## Task to carry out
Give the lines of the material below as a numbered list, leaving out any blank lines: begin at the line that contains "Circle shape: [413, 349, 415, 353]" and stop after the line that contains "Circle shape: [387, 313, 390, 316]".

## Information shown
================================

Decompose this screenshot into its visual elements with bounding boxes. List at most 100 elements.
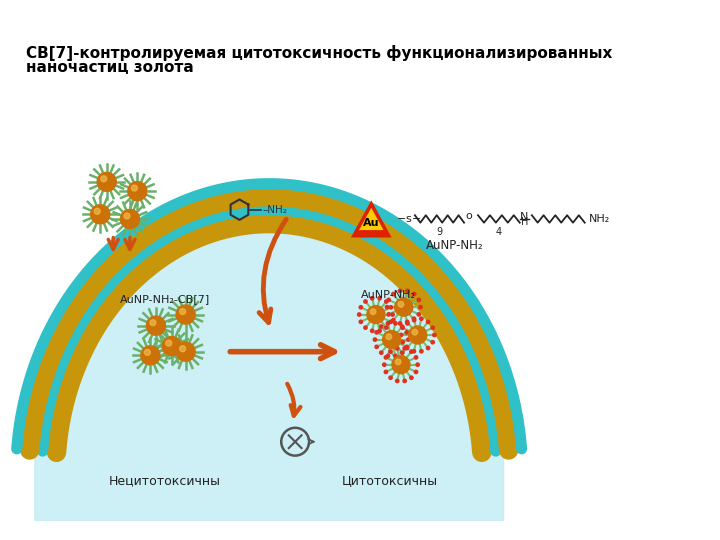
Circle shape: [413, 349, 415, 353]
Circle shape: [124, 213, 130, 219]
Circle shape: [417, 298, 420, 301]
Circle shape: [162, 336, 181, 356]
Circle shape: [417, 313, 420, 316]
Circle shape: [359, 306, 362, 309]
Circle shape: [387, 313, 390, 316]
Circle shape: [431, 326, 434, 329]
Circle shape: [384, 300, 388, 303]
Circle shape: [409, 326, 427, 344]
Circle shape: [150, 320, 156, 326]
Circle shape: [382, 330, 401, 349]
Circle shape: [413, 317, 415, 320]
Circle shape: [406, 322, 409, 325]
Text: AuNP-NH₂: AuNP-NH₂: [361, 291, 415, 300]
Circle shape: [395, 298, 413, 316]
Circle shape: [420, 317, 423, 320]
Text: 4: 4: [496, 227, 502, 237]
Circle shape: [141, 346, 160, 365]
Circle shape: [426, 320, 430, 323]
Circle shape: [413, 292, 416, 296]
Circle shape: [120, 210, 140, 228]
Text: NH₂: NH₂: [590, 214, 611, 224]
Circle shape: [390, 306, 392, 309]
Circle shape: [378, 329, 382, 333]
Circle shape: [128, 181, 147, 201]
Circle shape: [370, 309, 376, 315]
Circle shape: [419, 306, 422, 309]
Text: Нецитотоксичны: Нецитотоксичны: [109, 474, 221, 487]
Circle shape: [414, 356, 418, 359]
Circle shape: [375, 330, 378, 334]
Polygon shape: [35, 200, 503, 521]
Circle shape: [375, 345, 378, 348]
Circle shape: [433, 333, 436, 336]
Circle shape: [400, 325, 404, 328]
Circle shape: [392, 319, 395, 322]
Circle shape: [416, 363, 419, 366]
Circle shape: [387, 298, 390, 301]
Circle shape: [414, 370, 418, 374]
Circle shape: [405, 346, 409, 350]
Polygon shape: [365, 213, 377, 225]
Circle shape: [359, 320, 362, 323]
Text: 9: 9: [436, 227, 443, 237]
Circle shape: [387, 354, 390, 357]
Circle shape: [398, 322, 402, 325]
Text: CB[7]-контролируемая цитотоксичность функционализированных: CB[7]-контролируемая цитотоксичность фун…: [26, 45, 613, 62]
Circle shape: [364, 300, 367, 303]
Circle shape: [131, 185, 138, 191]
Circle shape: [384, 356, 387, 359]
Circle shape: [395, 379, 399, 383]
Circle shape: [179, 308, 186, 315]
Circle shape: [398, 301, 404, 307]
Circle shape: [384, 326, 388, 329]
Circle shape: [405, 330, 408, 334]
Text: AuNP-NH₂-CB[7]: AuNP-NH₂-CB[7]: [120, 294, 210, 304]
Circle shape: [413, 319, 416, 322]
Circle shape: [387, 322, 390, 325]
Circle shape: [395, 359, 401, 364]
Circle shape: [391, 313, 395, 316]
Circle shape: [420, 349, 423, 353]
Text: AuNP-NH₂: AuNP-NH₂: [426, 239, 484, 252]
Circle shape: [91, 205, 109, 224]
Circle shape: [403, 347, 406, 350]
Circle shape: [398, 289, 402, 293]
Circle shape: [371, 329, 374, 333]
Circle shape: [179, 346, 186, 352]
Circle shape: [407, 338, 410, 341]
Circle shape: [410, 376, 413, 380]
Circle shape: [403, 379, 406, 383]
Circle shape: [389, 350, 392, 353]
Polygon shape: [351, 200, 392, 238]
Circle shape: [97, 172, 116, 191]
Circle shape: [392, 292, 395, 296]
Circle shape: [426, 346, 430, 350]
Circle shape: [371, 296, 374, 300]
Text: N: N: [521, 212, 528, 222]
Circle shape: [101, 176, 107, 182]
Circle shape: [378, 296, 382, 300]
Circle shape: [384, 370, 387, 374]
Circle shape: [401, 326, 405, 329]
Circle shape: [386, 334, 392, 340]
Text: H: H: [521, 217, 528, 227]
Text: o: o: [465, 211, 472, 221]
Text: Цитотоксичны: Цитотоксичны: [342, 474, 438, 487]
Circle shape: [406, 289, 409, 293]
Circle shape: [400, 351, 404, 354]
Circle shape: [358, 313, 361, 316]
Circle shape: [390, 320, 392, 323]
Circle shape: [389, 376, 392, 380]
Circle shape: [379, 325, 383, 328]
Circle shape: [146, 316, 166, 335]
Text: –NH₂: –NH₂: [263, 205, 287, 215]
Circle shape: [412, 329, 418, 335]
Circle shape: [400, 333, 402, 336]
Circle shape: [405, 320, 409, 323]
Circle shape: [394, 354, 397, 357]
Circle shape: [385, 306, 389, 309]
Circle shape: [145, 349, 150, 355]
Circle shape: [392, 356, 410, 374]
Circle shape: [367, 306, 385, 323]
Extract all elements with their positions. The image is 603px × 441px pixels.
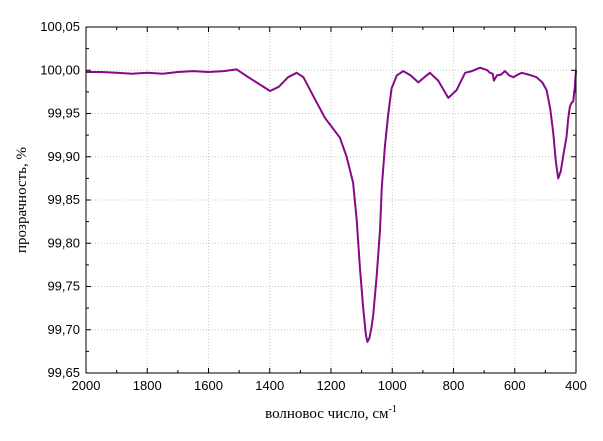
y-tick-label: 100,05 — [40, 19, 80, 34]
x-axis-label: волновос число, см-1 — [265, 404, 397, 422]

================================

## Output for this task
1. Circle shape: [413, 349, 415, 353]
2. Circle shape: [124, 213, 130, 219]
3. Circle shape: [417, 298, 420, 301]
4. Circle shape: [162, 336, 181, 356]
5. Circle shape: [417, 313, 420, 316]
6. Circle shape: [359, 306, 362, 309]
7. Circle shape: [387, 313, 390, 316]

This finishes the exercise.